Tasks to carry out:
#1 From the article on Milvus high availability, transcribe the passage between "Milvus takes a" and "to vector workloads.", inclusive.
#2 According to the article on Milvus high availability, what three layers make up the high availability that Milvus offers?
#3 Extend the article on building a Milvus standby cluster with CDC, beginning after its final sentence.

Text excerpt:
───

Milvus
Zilliz

Vector Database High Availability: How to Build a Milvus Standby Cluster with CDC

  • Tutorials
March 26, 2026
Cal Huang

Every production database needs a plan for when things go wrong. Relational databases have had WAL shipping, binlog replication, and automated failover for decades. But vector databases — despite becoming core infrastructure for AI applications — are still catching up on this front. Most offer node-level redundancy at best. If a full cluster goes down, you’re restoring from backups and rebuilding vector indexes from scratch — a process that can take hours and cost thousands in compute, because regenerating embeddings through your ML pipeline is not cheap.

Milvus takes a different approach. It offers layered high availability: node-level replicas for fast failover within a cluster, CDC-based replication for cluster-level and cross-region protection, and backup for safety-net recovery. This layered model is standard practice in traditional databases — Milvus is the first major vector database to bring it to vector workloads.

───

Dataset excerpt:

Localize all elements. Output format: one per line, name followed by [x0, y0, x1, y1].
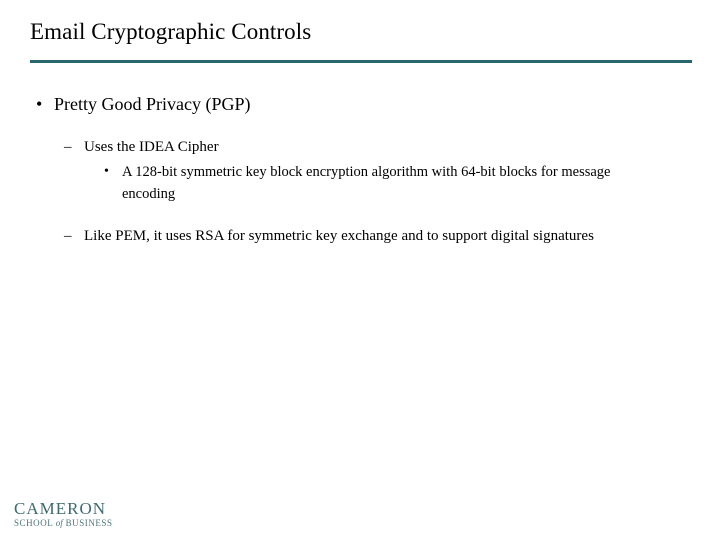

───

Exercise responses:
#1
Milvus takes a different approach. It offers layered high availability: node-level replicas for fast failover within a cluster, CDC-based replication for cluster-level and cross-region protection, and backup for safety-net recovery. This layered model is standard practice in traditional databases — Milvus is the first major vector database to bring it to vector workloads.

#2 Node-level replicas for fast failover within a cluster, CDC-based replication for cluster-level and cross-region protection, and backup for safety-net recovery.

#3
This guide covers two things: the high-availability strategies available for vector databases (so you can evaluate what “production-ready” actually means), and a hands-on tutorial for setting up Milvus CDC primary-standby replication from scratch.

This is Part 1 of a series:

  • Part 1 (this article): Setting up primary-standby replication on new clusters
  • Part 2: Adding CDC to an existing cluster that already has data, using Milvus Backup
  • Part 3: Managing failover — promoting the standby when the primary goes down

Why Does High Availability Matter More for Vector Databases?

When a traditional SQL database goes down, you lose access to structured records — but the data itself can usually be re-imported from upstream sources. When a vector database goes down, recovery is fundamentally harder.

Vector databases store embeddings — dense numerical representations generated by ML models. Rebuilding them means re-running your entire dataset through the embedding pipeline: loading raw documents, chunking them, calling an embedding model, and re-indexing everything. For a dataset with hundreds of millions of vectors, this can take days and cost thousands of dollars in GPU compute.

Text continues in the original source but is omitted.